> Exercise task: Look through the data below and return each line where "center" appears.

Records about charts and figures:
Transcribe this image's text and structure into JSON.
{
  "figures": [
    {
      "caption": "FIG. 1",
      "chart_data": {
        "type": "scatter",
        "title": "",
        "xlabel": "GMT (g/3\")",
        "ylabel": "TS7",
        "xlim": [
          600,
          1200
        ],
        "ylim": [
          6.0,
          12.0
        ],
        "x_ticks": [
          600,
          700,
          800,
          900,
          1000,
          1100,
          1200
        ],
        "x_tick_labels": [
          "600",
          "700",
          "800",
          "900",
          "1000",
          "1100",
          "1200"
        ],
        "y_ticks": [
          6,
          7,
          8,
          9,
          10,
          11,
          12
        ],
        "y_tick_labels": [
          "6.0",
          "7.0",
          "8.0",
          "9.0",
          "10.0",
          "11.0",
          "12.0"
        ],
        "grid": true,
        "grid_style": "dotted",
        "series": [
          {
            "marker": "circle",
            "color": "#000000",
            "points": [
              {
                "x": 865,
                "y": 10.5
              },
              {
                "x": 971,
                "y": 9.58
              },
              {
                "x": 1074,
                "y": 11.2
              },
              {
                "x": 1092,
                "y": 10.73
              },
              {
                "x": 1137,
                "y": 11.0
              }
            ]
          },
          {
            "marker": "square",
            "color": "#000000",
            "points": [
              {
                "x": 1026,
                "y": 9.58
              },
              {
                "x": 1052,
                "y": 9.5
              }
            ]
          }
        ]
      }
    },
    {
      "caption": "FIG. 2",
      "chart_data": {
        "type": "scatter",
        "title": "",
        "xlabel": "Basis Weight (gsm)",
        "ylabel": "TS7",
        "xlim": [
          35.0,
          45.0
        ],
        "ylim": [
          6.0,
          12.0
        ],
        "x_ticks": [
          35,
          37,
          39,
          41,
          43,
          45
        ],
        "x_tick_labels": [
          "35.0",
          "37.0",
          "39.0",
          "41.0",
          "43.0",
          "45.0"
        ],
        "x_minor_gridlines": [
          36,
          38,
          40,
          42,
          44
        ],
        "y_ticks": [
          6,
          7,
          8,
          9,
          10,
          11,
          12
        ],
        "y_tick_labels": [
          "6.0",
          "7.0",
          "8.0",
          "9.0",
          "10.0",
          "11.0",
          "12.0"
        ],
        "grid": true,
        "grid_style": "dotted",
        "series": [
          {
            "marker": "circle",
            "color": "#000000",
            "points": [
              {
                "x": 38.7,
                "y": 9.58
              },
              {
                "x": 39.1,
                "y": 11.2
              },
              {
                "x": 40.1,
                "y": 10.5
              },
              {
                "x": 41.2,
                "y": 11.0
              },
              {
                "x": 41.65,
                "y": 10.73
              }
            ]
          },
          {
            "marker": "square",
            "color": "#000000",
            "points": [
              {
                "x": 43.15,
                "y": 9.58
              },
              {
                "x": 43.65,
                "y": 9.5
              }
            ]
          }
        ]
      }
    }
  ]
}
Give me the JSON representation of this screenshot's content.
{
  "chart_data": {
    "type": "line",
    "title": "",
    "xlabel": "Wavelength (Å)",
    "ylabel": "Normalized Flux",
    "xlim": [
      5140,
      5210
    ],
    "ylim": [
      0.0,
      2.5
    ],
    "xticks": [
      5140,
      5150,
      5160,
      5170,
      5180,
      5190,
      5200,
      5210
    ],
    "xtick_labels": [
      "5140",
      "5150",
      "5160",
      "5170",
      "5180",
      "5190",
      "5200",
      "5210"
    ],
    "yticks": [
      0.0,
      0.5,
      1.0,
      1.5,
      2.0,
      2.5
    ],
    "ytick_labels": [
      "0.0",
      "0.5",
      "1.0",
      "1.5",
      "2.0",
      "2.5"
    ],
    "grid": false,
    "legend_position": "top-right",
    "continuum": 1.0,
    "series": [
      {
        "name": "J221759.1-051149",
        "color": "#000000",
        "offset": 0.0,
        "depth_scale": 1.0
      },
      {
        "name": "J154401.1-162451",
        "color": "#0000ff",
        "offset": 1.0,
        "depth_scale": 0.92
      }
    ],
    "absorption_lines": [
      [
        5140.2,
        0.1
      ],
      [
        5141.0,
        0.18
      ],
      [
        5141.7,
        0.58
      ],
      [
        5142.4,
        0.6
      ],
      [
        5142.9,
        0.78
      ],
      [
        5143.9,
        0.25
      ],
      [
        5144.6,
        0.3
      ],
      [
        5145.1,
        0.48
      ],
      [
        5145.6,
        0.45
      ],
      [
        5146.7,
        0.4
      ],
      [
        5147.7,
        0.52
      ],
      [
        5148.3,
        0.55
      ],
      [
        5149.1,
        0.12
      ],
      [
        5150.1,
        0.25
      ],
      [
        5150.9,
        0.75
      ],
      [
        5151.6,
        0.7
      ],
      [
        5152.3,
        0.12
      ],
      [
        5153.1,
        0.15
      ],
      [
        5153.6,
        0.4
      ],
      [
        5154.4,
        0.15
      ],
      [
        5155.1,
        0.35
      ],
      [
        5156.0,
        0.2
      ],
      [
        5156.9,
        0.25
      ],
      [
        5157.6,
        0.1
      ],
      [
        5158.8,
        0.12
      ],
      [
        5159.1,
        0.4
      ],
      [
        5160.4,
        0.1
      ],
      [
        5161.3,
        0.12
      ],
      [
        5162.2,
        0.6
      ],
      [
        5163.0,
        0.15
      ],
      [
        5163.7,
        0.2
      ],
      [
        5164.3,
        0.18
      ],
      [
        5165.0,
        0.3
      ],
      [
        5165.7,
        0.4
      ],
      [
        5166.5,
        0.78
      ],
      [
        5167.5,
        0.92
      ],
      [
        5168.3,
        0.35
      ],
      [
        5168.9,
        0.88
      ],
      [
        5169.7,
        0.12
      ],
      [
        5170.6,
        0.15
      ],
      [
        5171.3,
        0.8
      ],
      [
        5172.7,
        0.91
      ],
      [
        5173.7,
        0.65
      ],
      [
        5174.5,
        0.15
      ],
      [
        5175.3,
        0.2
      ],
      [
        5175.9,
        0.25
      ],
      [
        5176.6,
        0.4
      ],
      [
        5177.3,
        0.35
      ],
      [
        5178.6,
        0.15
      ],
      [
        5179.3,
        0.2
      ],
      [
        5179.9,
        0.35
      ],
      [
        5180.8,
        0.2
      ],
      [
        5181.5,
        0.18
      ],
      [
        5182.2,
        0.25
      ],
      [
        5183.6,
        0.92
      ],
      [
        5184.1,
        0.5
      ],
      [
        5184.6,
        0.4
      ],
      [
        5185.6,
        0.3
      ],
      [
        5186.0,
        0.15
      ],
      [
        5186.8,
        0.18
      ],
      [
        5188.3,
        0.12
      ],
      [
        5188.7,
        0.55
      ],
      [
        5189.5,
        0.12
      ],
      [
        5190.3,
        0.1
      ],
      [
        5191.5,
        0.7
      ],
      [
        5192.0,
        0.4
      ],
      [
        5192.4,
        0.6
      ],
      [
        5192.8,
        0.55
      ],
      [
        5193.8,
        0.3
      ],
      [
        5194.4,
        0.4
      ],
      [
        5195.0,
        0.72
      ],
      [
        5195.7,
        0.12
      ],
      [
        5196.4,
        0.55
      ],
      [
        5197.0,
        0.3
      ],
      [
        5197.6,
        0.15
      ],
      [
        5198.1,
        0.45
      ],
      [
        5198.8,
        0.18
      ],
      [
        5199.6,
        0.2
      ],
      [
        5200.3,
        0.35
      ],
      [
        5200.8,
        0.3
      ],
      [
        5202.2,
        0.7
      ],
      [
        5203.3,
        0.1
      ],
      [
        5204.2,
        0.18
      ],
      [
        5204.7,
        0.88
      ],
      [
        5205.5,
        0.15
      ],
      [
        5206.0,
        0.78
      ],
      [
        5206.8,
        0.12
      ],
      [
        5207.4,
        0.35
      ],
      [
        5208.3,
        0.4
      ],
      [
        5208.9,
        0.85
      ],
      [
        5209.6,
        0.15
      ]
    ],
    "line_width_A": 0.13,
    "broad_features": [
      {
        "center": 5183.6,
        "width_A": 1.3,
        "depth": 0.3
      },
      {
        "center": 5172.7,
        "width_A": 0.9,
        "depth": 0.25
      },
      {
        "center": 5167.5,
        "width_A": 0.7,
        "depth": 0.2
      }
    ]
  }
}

> Correct response:
        "center": 5183.6,
        "center": 5172.7,
        "center": 5167.5,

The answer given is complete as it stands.